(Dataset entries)

--- BEGIN ---

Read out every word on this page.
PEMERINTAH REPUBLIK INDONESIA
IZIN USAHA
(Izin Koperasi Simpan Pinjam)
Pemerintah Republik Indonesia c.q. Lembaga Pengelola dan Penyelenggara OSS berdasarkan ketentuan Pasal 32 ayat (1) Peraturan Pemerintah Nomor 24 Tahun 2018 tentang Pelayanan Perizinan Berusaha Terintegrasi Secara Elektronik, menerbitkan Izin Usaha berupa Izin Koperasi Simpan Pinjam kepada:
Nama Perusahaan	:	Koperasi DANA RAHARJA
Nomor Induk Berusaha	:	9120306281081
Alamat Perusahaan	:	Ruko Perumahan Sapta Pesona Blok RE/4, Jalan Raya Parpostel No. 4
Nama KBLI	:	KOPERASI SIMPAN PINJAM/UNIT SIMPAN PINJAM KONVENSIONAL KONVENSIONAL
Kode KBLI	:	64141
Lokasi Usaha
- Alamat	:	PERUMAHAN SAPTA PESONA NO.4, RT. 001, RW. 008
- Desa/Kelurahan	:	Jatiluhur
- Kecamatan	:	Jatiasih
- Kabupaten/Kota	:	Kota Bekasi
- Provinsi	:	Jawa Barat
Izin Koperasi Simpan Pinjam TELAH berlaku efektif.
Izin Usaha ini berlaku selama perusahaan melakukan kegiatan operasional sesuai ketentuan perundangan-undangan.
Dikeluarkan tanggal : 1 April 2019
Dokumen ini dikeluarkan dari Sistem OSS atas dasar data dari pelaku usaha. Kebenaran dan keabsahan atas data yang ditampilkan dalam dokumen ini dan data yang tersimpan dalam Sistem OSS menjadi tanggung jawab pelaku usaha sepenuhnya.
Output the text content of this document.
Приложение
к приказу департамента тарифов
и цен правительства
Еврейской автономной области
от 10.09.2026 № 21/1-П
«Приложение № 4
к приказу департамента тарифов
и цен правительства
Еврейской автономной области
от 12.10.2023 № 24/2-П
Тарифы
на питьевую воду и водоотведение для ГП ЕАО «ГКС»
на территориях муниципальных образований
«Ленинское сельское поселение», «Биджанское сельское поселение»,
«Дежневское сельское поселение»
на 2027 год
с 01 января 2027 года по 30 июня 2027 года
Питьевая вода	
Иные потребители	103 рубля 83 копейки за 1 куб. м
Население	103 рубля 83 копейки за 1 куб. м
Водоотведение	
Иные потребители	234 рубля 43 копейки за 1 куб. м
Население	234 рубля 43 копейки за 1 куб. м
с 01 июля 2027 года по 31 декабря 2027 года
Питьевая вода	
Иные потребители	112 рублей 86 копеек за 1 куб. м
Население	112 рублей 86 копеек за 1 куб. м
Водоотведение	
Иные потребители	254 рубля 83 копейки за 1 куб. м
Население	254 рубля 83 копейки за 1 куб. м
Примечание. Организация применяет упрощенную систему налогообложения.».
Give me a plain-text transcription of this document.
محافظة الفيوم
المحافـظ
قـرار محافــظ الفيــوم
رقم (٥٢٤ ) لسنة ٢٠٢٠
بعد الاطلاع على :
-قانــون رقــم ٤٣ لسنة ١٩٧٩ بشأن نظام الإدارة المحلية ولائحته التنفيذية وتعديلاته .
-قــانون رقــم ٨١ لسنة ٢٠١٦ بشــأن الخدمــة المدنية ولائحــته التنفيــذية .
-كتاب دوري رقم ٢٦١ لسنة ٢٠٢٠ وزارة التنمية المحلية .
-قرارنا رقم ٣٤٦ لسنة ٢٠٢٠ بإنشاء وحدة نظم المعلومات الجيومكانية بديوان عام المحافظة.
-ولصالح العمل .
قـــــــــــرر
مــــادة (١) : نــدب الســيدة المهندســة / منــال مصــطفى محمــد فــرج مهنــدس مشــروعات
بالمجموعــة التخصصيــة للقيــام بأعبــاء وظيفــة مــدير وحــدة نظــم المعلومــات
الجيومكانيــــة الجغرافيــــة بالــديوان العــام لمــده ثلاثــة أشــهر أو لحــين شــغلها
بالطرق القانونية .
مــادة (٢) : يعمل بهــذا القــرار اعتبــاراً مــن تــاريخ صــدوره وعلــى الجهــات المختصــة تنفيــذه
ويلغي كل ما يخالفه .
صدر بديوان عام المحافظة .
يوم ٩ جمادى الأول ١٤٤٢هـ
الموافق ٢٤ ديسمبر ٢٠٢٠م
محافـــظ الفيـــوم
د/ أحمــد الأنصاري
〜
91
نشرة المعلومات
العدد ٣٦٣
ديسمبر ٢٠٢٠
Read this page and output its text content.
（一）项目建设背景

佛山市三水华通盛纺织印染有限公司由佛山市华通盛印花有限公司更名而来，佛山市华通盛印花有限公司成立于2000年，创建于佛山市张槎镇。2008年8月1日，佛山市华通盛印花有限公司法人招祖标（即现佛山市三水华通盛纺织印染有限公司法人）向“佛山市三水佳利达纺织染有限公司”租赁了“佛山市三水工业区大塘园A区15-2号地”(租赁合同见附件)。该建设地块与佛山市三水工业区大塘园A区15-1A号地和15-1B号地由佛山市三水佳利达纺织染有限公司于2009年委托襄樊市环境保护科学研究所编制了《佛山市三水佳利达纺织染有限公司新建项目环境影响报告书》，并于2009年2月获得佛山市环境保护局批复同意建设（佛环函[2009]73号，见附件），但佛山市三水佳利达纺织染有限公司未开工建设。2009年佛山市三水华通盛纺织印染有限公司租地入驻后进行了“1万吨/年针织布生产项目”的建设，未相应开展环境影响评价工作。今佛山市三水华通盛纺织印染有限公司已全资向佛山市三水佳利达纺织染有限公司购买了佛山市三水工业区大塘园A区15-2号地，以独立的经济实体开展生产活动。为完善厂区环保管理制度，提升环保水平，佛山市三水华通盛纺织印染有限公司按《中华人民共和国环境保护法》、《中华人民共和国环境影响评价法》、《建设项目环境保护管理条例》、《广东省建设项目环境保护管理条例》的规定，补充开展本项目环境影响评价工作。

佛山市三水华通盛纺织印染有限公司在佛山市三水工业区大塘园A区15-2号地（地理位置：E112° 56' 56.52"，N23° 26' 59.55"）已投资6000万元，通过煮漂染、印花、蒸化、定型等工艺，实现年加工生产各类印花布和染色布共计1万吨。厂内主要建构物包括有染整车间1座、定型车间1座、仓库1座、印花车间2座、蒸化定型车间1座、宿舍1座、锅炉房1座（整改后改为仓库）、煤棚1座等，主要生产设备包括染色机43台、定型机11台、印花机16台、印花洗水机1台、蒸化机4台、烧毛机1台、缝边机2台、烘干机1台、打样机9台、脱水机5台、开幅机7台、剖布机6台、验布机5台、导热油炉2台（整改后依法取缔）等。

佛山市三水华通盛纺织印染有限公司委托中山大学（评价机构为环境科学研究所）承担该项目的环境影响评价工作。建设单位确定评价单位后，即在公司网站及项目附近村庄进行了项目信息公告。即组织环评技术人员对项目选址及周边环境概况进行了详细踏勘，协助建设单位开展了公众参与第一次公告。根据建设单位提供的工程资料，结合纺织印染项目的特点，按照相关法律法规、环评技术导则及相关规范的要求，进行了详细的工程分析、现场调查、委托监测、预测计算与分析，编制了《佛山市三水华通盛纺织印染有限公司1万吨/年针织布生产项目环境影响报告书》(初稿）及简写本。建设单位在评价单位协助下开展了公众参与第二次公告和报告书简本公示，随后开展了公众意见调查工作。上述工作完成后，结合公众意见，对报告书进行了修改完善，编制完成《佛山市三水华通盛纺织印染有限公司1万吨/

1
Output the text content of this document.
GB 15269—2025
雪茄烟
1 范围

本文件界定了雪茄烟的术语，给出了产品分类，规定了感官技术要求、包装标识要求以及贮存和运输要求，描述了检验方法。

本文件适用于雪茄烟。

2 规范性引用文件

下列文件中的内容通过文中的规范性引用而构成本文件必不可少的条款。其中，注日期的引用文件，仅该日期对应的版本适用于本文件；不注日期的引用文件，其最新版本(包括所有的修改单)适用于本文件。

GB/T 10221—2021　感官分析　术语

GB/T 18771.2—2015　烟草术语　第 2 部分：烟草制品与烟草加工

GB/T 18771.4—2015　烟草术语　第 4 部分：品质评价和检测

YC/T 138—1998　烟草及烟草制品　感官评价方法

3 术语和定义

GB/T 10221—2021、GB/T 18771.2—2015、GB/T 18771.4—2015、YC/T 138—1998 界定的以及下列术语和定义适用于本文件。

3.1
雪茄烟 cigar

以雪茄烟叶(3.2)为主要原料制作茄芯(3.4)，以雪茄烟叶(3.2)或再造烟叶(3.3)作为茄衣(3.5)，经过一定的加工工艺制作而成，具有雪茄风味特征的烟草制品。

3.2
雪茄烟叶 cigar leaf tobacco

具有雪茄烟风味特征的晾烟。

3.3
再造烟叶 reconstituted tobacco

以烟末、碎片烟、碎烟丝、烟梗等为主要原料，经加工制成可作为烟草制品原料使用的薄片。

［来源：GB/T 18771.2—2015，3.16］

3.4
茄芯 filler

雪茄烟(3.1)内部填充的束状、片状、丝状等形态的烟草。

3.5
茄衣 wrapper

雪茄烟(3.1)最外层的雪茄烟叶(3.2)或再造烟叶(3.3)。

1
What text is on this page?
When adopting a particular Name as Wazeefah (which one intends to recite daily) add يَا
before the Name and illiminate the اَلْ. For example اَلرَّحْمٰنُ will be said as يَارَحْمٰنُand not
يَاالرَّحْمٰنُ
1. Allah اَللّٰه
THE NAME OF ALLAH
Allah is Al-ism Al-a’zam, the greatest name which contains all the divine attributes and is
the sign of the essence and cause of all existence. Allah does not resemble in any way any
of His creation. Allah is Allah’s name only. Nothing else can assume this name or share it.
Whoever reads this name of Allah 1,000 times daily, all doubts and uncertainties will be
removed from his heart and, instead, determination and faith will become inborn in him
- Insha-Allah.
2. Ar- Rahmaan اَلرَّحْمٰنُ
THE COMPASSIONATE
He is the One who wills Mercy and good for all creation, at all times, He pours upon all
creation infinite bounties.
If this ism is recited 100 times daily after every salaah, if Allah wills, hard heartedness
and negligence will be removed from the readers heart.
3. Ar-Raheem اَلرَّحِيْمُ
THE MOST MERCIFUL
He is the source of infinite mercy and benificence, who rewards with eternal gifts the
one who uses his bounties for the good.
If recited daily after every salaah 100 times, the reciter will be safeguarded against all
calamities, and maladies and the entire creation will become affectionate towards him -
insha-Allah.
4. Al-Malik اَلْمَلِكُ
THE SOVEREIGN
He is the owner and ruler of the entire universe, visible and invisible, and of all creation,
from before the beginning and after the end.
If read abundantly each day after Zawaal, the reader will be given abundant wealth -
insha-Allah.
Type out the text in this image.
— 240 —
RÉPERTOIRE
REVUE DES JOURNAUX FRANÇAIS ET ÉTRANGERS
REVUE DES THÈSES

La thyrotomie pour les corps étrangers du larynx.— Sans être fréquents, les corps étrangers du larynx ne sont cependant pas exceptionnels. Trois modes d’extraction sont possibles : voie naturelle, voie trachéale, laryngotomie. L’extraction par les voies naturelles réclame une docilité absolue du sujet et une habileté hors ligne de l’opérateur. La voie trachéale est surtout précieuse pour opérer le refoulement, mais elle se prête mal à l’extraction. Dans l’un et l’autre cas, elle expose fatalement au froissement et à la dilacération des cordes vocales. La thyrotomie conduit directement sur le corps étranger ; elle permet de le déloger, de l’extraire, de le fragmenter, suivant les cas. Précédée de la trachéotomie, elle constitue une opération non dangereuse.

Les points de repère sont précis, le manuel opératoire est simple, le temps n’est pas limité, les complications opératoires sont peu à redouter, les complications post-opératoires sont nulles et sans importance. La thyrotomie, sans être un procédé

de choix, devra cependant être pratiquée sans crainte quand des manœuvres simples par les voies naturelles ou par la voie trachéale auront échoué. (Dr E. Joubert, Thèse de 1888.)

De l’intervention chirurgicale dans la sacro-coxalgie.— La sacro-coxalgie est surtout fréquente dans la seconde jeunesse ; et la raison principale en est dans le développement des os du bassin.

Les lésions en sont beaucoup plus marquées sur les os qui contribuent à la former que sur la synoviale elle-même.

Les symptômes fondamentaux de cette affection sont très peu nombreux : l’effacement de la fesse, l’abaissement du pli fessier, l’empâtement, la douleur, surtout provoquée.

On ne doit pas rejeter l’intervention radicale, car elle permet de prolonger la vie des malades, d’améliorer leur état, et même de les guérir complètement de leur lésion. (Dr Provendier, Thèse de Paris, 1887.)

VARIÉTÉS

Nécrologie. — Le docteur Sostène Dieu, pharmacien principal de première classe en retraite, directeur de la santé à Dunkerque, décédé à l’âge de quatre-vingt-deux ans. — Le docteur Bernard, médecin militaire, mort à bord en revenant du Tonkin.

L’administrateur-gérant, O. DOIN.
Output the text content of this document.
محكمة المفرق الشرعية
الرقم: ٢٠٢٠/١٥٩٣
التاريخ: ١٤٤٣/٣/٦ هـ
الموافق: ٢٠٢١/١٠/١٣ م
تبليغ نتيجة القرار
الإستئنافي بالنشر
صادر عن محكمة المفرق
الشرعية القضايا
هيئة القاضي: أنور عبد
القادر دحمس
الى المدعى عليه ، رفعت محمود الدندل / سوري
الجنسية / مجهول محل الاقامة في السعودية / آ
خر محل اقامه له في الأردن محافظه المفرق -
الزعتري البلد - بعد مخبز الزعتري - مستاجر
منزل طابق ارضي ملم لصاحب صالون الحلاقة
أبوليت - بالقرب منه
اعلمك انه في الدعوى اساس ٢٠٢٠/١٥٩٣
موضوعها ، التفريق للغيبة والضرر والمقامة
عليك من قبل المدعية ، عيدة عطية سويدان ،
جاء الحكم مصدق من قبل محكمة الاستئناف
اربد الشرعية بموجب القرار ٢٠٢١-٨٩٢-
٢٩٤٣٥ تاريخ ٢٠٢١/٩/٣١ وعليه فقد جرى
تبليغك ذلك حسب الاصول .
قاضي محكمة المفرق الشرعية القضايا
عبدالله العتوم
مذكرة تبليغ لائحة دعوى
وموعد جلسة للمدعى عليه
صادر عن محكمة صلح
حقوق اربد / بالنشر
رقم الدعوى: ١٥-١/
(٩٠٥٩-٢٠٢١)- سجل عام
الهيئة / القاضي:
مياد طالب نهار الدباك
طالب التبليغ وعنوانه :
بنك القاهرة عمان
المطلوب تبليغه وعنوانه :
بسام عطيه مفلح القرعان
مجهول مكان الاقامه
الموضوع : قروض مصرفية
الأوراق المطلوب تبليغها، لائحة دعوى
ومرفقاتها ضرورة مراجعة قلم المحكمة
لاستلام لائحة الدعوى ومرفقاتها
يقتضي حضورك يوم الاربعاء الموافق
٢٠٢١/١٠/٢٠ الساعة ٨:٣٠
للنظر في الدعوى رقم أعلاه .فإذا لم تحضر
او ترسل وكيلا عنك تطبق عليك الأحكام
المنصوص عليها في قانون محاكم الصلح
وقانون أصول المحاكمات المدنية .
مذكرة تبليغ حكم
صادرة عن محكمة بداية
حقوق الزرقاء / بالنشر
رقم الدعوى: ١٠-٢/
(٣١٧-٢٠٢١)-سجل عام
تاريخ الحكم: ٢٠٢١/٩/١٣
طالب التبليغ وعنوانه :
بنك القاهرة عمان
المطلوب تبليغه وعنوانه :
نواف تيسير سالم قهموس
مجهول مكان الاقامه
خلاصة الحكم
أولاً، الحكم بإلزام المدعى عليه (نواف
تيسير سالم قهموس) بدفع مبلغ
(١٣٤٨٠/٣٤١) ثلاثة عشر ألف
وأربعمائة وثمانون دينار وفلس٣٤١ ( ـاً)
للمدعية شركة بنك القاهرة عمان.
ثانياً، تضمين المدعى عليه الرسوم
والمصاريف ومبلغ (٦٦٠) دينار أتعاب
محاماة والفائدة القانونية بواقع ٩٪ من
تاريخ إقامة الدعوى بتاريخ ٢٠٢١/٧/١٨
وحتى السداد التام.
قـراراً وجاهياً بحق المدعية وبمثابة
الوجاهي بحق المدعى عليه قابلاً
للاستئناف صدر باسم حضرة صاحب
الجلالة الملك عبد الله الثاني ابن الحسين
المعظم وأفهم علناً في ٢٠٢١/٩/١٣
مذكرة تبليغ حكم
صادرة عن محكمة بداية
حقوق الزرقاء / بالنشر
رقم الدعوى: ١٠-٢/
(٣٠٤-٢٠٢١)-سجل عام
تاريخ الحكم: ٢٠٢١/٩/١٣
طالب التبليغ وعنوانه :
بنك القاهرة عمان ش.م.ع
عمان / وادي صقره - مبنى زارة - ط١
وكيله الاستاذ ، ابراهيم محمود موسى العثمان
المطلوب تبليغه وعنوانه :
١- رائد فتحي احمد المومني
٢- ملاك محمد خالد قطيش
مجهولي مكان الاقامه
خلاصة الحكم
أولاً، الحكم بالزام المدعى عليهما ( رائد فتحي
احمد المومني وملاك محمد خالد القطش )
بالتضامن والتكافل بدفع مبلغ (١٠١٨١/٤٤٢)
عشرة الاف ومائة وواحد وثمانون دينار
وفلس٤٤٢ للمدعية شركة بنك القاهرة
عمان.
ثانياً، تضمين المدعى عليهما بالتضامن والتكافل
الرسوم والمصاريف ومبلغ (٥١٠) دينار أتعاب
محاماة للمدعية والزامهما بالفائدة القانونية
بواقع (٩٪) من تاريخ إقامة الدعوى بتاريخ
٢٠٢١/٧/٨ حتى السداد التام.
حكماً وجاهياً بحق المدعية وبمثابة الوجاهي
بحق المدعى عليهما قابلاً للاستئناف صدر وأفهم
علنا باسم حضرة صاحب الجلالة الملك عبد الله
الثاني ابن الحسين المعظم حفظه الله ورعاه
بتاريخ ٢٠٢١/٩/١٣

--- END ---

- **Written problem**
On how many lines does the word "علنا" appear? Answer with only the number.

- **Correct answer**
2